Stored entries:
-- Begin --

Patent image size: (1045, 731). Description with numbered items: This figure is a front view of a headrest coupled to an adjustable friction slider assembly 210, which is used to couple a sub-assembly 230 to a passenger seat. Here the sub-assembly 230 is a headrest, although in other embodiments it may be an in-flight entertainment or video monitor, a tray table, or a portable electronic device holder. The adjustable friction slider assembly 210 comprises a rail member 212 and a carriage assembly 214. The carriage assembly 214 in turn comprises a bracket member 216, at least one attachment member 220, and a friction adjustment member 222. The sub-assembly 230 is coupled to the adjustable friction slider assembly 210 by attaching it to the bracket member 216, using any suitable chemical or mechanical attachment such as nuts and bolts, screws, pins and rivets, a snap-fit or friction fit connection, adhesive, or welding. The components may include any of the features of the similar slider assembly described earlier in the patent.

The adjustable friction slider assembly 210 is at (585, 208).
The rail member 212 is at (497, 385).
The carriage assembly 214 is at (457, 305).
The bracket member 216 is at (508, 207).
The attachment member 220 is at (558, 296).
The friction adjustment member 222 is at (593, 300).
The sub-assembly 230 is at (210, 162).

-- End --

Exercise description: Output every line of the records above as a numbered list, leaving out any blank lines.

Solution to this problem:
1. Patent image size: (1045, 731). Description with numbered items: This figure is a front view of a headrest coupled to an adjustable friction slider assembly 210, which is used to couple a sub-assembly 230 to a passenger seat. Here the sub-assembly 230 is a headrest, although in other embodiments it may be an in-flight entertainment or video monitor, a tray table, or a portable electronic device holder. The adjustable friction slider assembly 210 comprises a rail member 212 and a carriage assembly 214. The carriage assembly 214 in turn comprises a bracket member 216, at least one attachment member 220, and a friction adjustment member 222. The sub-assembly 230 is coupled to the adjustable friction slider assembly 210 by attaching it to the bracket member 216, using any suitable chemical or mechanical attachment such as nuts and bolts, screws, pins and rivets, a snap-fit or friction fit connection, adhesive, or welding. The components may include any of the features of the similar slider assembly described earlier in the patent.
2. The adjustable friction slider assembly 210 is at (585, 208).
3. The rail member 212 is at (497, 385).
4. The carriage assembly 214 is at (457, 305).
5. The bracket member 216 is at (508, 207).
6. The attachment member 220 is at (558, 296).
7. The friction adjustment member 222 is at (593, 300).
8. The sub-assembly 230 is at (210, 162).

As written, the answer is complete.